Data entries
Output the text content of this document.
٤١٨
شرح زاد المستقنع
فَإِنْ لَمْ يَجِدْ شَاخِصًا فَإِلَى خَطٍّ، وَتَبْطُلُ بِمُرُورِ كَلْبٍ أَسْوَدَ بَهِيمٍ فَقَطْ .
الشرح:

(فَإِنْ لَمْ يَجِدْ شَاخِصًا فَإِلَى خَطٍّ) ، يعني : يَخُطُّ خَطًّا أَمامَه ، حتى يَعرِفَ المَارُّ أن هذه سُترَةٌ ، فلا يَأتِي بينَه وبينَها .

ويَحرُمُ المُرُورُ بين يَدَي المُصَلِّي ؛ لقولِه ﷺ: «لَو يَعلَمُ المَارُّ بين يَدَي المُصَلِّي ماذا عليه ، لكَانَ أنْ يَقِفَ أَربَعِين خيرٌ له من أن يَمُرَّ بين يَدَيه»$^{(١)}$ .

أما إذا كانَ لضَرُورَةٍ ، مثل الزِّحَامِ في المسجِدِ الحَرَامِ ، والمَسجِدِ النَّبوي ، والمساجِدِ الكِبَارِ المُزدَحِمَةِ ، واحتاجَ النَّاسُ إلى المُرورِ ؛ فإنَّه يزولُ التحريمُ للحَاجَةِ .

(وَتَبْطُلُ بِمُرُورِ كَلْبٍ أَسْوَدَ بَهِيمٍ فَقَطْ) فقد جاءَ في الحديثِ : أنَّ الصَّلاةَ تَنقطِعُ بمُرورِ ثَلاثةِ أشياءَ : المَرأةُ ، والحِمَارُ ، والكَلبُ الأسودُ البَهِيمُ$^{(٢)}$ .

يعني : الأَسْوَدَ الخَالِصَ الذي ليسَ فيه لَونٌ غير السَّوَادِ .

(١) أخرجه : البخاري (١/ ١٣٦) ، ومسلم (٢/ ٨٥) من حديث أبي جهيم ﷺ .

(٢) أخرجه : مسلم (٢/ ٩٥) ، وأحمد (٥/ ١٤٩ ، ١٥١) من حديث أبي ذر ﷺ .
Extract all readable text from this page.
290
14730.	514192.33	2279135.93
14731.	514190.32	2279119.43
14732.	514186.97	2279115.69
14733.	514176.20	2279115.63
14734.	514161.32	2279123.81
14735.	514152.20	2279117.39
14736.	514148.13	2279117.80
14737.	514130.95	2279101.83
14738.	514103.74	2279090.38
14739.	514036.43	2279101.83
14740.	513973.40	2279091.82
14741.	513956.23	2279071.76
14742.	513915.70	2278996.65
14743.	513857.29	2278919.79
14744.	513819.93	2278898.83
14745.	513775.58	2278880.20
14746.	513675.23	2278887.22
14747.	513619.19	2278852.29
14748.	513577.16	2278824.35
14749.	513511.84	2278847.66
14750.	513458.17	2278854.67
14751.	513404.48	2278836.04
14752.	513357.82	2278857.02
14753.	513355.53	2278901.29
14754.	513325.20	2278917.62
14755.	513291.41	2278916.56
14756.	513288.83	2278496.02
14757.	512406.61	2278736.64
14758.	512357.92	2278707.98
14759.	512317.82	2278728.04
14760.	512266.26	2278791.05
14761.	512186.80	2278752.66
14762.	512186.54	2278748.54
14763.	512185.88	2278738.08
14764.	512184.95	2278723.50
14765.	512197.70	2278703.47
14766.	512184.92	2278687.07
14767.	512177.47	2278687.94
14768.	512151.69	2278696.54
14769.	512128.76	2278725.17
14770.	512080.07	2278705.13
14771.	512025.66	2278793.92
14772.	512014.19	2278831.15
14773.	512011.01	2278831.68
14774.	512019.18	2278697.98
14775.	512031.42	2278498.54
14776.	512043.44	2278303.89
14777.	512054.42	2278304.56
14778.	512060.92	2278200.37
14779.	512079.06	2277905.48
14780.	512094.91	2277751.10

YOUR OBJECTIVE: Take the line with "Extract all readable text from this page." and all lines after it through the end of the records, and write them out exactly; include nothing else.

RESPONSE BELOW:
Extract all readable text from this page.
290
14730.	514192.33	2279135.93
14731.	514190.32	2279119.43
14732.	514186.97	2279115.69
14733.	514176.20	2279115.63
14734.	514161.32	2279123.81
14735.	514152.20	2279117.39
14736.	514148.13	2279117.80
14737.	514130.95	2279101.83
14738.	514103.74	2279090.38
14739.	514036.43	2279101.83
14740.	513973.40	2279091.82
14741.	513956.23	2279071.76
14742.	513915.70	2278996.65
14743.	513857.29	2278919.79
14744.	513819.93	2278898.83
14745.	513775.58	2278880.20
14746.	513675.23	2278887.22
14747.	513619.19	2278852.29
14748.	513577.16	2278824.35
14749.	513511.84	2278847.66
14750.	513458.17	2278854.67
14751.	513404.48	2278836.04
14752.	513357.82	2278857.02
14753.	513355.53	2278901.29
14754.	513325.20	2278917.62
14755.	513291.41	2278916.56
14756.	513288.83	2278496.02
14757.	512406.61	2278736.64
14758.	512357.92	2278707.98
14759.	512317.82	2278728.04
14760.	512266.26	2278791.05
14761.	512186.80	2278752.66
14762.	512186.54	2278748.54
14763.	512185.88	2278738.08
14764.	512184.95	2278723.50
14765.	512197.70	2278703.47
14766.	512184.92	2278687.07
14767.	512177.47	2278687.94
14768.	512151.69	2278696.54
14769.	512128.76	2278725.17
14770.	512080.07	2278705.13
14771.	512025.66	2278793.92
14772.	512014.19	2278831.15
14773.	512011.01	2278831.68
14774.	512019.18	2278697.98
14775.	512031.42	2278498.54
14776.	512043.44	2278303.89
14777.	512054.42	2278304.56
14778.	512060.92	2278200.37
14779.	512079.06	2277905.48
14780.	512094.91	2277751.10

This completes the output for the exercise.